#### SET TASK
Word for word, restate every line of the listing that follows.

^^^^^^^^

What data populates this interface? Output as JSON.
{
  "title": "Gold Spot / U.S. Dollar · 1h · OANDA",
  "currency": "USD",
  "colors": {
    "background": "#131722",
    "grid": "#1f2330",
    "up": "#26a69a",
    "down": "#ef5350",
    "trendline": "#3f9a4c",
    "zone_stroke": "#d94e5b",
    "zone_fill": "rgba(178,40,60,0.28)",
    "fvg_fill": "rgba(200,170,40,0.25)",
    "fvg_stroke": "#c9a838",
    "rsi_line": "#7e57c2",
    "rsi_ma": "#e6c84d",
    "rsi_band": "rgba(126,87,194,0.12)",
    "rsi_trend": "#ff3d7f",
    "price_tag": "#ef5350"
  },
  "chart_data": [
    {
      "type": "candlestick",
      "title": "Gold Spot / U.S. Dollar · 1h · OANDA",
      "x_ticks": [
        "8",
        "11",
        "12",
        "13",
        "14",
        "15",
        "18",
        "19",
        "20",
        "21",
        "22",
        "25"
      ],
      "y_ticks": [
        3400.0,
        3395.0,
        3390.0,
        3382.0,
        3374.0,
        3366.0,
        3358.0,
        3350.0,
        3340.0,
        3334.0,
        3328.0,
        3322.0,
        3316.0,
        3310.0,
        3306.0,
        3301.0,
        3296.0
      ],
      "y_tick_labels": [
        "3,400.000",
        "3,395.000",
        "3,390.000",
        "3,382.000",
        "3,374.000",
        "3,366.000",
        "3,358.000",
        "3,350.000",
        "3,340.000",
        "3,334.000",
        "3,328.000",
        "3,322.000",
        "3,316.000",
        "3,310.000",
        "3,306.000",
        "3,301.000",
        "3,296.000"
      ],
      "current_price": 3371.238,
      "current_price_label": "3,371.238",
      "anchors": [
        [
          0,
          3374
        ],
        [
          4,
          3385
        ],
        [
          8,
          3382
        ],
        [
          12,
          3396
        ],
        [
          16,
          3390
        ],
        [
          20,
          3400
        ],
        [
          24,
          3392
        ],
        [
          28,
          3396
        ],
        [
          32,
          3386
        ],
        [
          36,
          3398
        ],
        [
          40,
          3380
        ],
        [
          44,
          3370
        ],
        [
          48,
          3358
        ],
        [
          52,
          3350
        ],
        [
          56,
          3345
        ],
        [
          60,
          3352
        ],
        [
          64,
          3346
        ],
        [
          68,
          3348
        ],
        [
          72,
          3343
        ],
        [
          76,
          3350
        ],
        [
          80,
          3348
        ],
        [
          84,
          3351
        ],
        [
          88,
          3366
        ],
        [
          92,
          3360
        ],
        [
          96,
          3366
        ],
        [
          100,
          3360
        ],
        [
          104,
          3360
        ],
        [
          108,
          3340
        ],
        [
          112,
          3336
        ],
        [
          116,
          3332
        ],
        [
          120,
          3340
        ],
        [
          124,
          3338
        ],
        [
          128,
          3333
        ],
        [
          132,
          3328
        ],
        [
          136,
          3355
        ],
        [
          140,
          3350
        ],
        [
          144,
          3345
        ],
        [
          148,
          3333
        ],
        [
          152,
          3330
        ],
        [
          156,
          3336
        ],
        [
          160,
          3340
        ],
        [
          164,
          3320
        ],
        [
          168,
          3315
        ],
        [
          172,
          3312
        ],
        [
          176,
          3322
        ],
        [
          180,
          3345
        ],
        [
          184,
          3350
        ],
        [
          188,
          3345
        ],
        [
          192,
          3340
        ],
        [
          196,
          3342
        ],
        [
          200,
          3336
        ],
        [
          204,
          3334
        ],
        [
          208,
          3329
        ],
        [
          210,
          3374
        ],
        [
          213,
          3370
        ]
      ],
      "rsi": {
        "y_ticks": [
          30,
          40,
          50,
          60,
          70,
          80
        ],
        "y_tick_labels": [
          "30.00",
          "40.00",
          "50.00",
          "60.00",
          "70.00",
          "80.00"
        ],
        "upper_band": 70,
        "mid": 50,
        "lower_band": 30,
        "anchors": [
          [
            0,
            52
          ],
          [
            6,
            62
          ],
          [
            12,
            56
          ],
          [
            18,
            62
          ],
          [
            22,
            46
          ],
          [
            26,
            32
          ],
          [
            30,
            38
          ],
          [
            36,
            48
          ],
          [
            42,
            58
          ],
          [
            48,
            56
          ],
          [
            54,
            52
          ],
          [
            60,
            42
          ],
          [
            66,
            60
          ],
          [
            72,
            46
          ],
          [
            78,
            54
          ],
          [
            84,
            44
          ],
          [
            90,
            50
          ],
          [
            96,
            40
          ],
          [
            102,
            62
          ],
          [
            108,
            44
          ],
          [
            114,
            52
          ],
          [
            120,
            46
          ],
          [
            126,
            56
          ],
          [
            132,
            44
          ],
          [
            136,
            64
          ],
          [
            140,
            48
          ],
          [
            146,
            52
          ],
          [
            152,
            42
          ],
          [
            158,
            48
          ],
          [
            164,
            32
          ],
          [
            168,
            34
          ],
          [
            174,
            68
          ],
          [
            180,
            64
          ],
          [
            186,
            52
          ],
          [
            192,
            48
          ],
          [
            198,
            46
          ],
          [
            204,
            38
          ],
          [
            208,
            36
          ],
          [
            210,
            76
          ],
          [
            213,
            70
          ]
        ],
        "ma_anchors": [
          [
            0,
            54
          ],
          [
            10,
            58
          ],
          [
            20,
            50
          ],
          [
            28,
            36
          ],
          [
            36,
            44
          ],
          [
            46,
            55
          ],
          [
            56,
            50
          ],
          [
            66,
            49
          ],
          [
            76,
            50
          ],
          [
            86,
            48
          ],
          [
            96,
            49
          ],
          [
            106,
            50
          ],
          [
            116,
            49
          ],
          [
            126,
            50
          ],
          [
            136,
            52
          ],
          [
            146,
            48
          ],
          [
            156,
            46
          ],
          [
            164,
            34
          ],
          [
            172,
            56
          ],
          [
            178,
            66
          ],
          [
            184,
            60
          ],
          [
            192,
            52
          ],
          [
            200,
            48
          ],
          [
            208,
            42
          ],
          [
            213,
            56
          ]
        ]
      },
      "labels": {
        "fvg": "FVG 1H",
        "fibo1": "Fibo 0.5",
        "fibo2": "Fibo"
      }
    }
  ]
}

^^^^^^^^

#### EXERCISE SOLUTION
What data populates this interface? Output as JSON.
{
  "title": "Gold Spot / U.S. Dollar · 1h · OANDA",
  "currency": "USD",
  "colors": {
    "background": "#131722",
    "grid": "#1f2330",
    "up": "#26a69a",
    "down": "#ef5350",
    "trendline": "#3f9a4c",
    "zone_stroke": "#d94e5b",
    "zone_fill": "rgba(178,40,60,0.28)",
    "fvg_fill": "rgba(200,170,40,0.25)",
    "fvg_stroke": "#c9a838",
    "rsi_line": "#7e57c2",
    "rsi_ma": "#e6c84d",
    "rsi_band": "rgba(126,87,194,0.12)",
    "rsi_trend": "#ff3d7f",
    "price_tag": "#ef5350"
  },
  "chart_data": [
    {
      "type": "candlestick",
      "title": "Gold Spot / U.S. Dollar · 1h · OANDA",
      "x_ticks": [
        "8",
        "11",
        "12",
        "13",
        "14",
        "15",
        "18",
        "19",
        "20",
        "21",
        "22",
        "25"
      ],
      "y_ticks": [
        3400.0,
        3395.0,
        3390.0,
        3382.0,
        3374.0,
        3366.0,
        3358.0,
        3350.0,
        3340.0,
        3334.0,
        3328.0,
        3322.0,
        3316.0,
        3310.0,
        3306.0,
        3301.0,
        3296.0
      ],
      "y_tick_labels": [
        "3,400.000",
        "3,395.000",
        "3,390.000",
        "3,382.000",
        "3,374.000",
        "3,366.000",
        "3,358.000",
        "3,350.000",
        "3,340.000",
        "3,334.000",
        "3,328.000",
        "3,322.000",
        "3,316.000",
        "3,310.000",
        "3,306.000",
        "3,301.000",
        "3,296.000"
      ],
      "current_price": 3371.238,
      "current_price_label": "3,371.238",
      "anchors": [
        [
          0,
          3374
        ],
        [
          4,
          3385
        ],
        [
          8,
          3382
        ],
        [
          12,
          3396
        ],
        [
          16,
          3390
        ],
        [
          20,
          3400
        ],
        [
          24,
          3392
        ],
        [
          28,
          3396
        ],
        [
          32,
          3386
        ],
        [
          36,
          3398
        ],
        [
          40,
          3380
        ],
        [
          44,
          3370
        ],
        [
          48,
          3358
        ],
        [
          52,
          3350
        ],
        [
          56,
          3345
        ],
        [
          60,
          3352
        ],
        [
          64,
          3346
        ],
        [
          68,
          3348
        ],
        [
          72,
          3343
        ],
        [
          76,
          3350
        ],
        [
          80,
          3348
        ],
        [
          84,
          3351
        ],
        [
          88,
          3366
        ],
        [
          92,
          3360
        ],
        [
          96,
          3366
        ],
        [
          100,
          3360
        ],
        [
          104,
          3360
        ],
        [
          108,
          3340
        ],
        [
          112,
          3336
        ],
        [
          116,
          3332
        ],
        [
          120,
          3340
        ],
        [
          124,
          3338
        ],
        [
          128,
          3333
        ],
        [
          132,
          3328
        ],
        [
          136,
          3355
        ],
        [
          140,
          3350
        ],
        [
          144,
          3345
        ],
        [
          148,
          3333
        ],
        [
          152,
          3330
        ],
        [
          156,
          3336
        ],
        [
          160,
          3340
        ],
        [
          164,
          3320
        ],
        [
          168,
          3315
        ],
        [
          172,
          3312
        ],
        [
          176,
          3322
        ],
        [
          180,
          3345
        ],
        [
          184,
          3350
        ],
        [
          188,
          3345
        ],
        [
          192,
          3340
        ],
        [
          196,
          3342
        ],
        [
          200,
          3336
        ],
        [
          204,
          3334
        ],
        [
          208,
          3329
        ],
        [
          210,
          3374
        ],
        [
          213,
          3370
        ]
      ],
      "rsi": {
        "y_ticks": [
          30,
          40,
          50,
          60,
          70,
          80
        ],
        "y_tick_labels": [
          "30.00",
          "40.00",
          "50.00",
          "60.00",
          "70.00",
          "80.00"
        ],
        "upper_band": 70,
        "mid": 50,
        "lower_band": 30,
        "anchors": [
          [
            0,
            52
          ],
          [
            6,
            62
          ],
          [
            12,
            56
          ],
          [
            18,
            62
          ],
          [
            22,
            46
          ],
          [
            26,
            32
          ],
          [
            30,
            38
          ],
          [
            36,
            48
          ],
          [
            42,
            58
          ],
          [
            48,
            56
          ],
          [
            54,
            52
          ],
          [
            60,
            42
          ],
          [
            66,
            60
          ],
          [
            72,
            46
          ],
          [
            78,
            54
          ],
          [
            84,
            44
          ],
          [
            90,
            50
          ],
          [
            96,
            40
          ],
          [
            102,
            62
          ],
          [
            108,
            44
          ],
          [
            114,
            52
          ],
          [
            120,
            46
          ],
          [
            126,
            56
          ],
          [
            132,
            44
          ],
          [
            136,
            64
          ],
          [
            140,
            48
          ],
          [
            146,
            52
          ],
          [
            152,
            42
          ],
          [
            158,
            48
          ],
          [
            164,
            32
          ],
          [
            168,
            34
          ],
          [
            174,
            68
          ],
          [
            180,
            64
          ],
          [
            186,
            52
          ],
          [
            192,
            48
          ],
          [
            198,
            46
          ],
          [
            204,
            38
          ],
          [
            208,
            36
          ],
          [
            210,
            76
          ],
          [
            213,
            70
          ]
        ],
        "ma_anchors": [
          [
            0,
            54
          ],
          [
            10,
            58
          ],
          [
            20,
            50
          ],
          [
            28,
            36
          ],
          [
            36,
            44
          ],
          [
            46,
            55
          ],
          [
            56,
            50
          ],
          [
            66,
            49
          ],
          [
            76,
            50
          ],
          [
            86,
            48
          ],
          [
            96,
            49
          ],
          [
            106,
            50
          ],
          [
            116,
            49
          ],
          [
            126,
            50
          ],
          [
            136,
            52
          ],
          [
            146,
            48
          ],
          [
            156,
            46
          ],
          [
            164,
            34
          ],
          [
            172,
            56
          ],
          [
            178,
            66
          ],
          [
            184,
            60
          ],
          [
            192,
            52
          ],
          [
            200,
            48
          ],
          [
            208,
            42
          ],
          [
            213,
            56
          ]
        ]
      },
      "labels": {
        "fvg": "FVG 1H",
        "fibo1": "Fibo 0.5",
        "fibo2": "Fibo"
      }
    }
  ]
}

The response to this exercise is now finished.